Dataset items
══════

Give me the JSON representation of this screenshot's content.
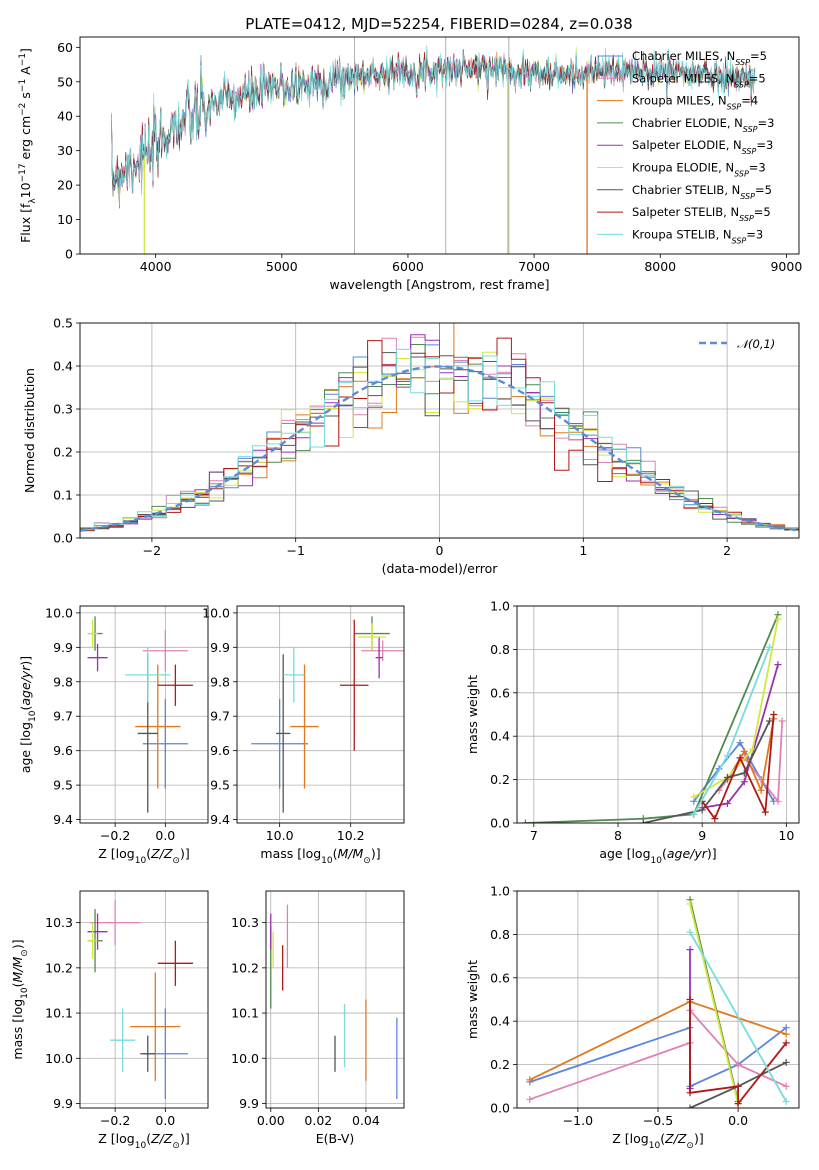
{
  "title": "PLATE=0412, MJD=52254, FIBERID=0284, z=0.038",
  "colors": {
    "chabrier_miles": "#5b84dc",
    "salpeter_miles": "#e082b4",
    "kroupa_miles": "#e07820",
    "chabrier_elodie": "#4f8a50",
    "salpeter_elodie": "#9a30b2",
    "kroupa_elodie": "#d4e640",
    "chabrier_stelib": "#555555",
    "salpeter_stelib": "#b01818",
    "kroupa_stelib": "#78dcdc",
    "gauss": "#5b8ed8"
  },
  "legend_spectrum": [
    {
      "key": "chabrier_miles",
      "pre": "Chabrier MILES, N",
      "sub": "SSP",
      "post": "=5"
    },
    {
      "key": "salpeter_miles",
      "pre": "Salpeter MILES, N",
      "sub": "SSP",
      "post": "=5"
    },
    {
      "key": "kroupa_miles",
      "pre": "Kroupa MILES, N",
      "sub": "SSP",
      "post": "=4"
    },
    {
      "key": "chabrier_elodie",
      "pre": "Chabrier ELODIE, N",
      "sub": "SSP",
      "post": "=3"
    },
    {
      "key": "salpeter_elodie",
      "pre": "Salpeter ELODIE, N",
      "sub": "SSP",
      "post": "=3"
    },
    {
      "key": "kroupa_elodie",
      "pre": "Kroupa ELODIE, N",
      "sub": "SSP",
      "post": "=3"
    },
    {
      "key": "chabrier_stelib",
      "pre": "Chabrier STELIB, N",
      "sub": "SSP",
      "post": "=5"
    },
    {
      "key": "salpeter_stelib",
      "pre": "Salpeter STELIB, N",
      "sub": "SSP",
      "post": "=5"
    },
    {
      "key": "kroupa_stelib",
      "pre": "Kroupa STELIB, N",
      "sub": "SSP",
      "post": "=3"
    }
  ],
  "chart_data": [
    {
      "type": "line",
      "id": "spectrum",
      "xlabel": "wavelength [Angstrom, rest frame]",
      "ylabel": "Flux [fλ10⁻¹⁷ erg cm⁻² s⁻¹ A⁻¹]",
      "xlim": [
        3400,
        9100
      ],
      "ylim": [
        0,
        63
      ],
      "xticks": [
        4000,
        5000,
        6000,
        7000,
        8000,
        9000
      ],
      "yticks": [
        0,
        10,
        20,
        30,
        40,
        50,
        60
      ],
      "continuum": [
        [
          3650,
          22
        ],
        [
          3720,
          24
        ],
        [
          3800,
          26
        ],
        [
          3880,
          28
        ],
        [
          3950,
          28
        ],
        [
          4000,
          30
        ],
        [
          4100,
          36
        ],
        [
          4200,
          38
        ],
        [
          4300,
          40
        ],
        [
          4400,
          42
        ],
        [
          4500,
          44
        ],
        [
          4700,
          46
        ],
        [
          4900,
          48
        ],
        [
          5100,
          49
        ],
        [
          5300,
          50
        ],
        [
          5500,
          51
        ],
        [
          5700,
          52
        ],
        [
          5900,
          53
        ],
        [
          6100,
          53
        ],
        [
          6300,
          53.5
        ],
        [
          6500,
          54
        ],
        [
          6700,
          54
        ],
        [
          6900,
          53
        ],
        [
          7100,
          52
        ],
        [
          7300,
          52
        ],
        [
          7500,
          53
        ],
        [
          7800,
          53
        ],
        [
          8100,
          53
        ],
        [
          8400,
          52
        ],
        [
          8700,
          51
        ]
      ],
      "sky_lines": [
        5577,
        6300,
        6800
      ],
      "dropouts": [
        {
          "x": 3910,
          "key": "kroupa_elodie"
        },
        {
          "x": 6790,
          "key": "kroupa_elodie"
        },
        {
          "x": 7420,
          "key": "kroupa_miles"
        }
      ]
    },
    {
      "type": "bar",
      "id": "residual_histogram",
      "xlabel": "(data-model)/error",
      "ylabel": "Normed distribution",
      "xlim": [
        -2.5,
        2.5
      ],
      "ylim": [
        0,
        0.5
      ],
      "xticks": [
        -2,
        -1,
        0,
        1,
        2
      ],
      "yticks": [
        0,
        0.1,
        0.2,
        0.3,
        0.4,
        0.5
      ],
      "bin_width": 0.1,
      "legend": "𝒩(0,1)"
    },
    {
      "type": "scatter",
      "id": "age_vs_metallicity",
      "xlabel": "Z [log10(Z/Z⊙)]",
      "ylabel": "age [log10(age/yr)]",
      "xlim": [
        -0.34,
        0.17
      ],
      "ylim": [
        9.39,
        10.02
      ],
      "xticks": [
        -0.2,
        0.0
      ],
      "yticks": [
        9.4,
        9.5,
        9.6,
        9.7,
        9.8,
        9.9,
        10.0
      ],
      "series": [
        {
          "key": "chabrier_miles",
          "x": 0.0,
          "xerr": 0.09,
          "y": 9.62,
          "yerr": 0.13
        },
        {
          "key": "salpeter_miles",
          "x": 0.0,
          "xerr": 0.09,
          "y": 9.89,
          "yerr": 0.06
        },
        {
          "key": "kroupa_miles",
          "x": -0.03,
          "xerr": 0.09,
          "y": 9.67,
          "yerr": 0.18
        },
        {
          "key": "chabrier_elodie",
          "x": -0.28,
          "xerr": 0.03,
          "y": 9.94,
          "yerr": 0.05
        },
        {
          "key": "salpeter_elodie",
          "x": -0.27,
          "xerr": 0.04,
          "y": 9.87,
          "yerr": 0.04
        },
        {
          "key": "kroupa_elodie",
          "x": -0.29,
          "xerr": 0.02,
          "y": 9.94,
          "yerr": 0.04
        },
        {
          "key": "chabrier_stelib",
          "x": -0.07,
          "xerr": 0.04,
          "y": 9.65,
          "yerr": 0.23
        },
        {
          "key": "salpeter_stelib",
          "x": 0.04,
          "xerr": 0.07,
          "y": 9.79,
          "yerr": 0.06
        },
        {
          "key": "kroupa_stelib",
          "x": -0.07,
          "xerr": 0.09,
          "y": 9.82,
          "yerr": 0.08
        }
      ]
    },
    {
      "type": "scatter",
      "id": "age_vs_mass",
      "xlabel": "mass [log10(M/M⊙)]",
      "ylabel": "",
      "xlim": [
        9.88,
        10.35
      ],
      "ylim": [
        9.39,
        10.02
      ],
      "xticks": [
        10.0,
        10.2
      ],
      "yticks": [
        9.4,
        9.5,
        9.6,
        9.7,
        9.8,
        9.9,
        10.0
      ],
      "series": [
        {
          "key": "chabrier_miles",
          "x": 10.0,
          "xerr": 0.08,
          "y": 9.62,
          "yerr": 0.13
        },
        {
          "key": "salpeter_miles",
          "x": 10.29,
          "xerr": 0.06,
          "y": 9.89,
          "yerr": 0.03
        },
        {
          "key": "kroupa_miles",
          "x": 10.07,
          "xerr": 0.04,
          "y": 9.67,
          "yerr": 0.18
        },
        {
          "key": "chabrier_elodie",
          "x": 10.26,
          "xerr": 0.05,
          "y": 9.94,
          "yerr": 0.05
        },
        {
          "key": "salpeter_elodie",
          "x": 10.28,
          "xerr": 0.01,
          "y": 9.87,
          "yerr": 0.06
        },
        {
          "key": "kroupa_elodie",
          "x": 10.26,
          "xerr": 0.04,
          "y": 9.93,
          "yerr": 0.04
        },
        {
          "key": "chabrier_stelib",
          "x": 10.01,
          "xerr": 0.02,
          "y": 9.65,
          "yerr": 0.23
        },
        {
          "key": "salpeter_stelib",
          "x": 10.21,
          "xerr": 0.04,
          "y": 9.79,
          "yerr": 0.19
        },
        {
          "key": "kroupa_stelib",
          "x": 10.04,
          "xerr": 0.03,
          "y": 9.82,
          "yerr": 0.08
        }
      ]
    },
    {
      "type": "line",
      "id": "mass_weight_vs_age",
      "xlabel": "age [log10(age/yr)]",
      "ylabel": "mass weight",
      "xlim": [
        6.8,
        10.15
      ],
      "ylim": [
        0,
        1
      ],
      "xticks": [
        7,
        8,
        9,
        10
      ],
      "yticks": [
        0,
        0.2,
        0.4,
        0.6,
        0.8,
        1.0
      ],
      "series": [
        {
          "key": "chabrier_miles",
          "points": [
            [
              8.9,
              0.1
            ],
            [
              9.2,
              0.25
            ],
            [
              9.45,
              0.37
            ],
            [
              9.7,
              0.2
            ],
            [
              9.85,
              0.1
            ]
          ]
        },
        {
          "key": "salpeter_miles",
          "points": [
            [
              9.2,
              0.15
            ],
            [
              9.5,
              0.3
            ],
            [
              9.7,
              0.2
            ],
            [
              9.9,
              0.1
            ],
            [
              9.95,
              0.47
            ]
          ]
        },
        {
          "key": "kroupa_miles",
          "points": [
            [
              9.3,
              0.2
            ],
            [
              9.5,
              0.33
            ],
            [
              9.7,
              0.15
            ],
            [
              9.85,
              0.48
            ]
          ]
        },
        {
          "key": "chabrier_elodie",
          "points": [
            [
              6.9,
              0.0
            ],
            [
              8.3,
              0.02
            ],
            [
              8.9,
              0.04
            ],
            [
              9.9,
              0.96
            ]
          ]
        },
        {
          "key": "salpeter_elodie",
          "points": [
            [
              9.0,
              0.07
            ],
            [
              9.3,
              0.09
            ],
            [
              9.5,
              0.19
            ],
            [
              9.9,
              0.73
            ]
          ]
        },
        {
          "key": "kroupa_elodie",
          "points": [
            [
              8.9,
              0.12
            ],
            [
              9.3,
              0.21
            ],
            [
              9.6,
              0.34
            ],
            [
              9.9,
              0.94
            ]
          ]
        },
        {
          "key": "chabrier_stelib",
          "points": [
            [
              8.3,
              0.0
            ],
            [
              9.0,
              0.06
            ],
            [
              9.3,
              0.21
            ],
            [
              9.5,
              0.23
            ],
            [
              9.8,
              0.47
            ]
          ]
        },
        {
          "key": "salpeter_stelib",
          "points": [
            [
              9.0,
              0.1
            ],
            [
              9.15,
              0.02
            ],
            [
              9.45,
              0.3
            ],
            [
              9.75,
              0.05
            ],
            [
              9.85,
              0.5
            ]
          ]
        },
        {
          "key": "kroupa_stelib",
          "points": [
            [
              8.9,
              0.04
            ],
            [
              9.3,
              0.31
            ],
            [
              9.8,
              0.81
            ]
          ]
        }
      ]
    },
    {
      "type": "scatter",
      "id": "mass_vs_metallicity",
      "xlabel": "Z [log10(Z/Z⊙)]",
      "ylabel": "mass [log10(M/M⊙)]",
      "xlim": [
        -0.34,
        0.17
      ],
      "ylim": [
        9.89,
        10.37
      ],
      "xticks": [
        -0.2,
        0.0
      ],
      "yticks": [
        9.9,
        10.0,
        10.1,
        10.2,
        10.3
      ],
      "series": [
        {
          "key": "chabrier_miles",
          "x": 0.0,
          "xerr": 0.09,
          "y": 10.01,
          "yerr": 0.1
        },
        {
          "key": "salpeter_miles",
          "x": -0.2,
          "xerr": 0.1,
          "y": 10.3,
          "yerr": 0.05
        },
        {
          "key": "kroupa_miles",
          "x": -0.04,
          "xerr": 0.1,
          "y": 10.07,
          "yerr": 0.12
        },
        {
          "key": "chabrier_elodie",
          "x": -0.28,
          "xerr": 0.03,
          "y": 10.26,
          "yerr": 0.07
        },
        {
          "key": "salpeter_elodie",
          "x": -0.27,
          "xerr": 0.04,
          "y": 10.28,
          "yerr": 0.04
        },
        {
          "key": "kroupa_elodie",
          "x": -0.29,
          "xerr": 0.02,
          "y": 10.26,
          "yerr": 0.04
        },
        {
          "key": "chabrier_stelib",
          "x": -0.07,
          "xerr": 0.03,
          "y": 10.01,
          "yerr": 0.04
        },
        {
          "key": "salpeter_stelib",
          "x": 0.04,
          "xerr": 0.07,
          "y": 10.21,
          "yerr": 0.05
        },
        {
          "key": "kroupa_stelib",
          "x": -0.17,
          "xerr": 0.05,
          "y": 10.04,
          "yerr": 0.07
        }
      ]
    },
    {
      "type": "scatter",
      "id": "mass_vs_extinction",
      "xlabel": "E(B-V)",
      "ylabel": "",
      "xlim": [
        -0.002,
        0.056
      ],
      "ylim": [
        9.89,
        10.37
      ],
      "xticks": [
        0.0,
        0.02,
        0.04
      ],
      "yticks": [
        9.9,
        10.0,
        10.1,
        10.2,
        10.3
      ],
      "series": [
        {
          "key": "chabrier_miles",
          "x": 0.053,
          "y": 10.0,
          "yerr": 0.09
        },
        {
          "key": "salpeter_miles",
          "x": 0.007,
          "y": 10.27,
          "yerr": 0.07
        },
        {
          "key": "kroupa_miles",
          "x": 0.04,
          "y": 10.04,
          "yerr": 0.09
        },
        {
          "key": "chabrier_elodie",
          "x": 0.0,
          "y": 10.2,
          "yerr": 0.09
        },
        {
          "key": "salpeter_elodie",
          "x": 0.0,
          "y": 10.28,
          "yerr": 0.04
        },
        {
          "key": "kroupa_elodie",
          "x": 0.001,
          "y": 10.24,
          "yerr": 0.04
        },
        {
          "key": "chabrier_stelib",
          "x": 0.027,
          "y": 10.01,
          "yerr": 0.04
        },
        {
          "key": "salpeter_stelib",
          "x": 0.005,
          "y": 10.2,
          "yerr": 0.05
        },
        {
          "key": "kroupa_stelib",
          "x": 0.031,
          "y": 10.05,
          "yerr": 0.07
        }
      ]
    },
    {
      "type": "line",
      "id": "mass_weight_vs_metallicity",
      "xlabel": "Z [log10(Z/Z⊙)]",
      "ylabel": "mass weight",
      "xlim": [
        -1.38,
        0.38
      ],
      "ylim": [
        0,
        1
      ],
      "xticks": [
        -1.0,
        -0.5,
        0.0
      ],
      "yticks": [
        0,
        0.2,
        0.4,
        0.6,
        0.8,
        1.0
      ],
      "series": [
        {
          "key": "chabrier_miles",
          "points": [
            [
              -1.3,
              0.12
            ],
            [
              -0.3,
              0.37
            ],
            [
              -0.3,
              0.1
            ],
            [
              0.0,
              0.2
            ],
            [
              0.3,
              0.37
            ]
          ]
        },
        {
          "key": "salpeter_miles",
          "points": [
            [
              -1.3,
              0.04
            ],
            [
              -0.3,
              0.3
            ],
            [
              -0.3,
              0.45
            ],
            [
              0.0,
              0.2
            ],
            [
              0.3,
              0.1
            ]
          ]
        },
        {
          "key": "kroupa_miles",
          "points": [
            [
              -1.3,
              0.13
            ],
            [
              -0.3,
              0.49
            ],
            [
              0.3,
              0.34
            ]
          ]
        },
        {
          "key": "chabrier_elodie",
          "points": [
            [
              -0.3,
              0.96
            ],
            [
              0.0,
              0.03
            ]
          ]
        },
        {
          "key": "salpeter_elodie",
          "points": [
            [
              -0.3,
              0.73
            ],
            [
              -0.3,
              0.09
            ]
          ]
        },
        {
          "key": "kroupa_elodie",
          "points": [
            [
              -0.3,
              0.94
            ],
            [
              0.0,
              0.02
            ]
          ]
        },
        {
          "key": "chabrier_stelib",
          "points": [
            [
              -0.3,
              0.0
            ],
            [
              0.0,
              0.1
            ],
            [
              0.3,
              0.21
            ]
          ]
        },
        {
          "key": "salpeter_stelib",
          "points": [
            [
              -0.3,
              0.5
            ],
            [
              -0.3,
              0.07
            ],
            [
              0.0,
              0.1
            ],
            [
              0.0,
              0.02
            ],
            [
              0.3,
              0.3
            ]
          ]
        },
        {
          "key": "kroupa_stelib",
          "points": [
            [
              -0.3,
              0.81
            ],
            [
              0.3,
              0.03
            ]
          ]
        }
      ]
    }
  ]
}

══════

§ **Given request**
Check each line of the listing above for the string "ylabel", then report only how many lines have it.

§ **Complete answer**
8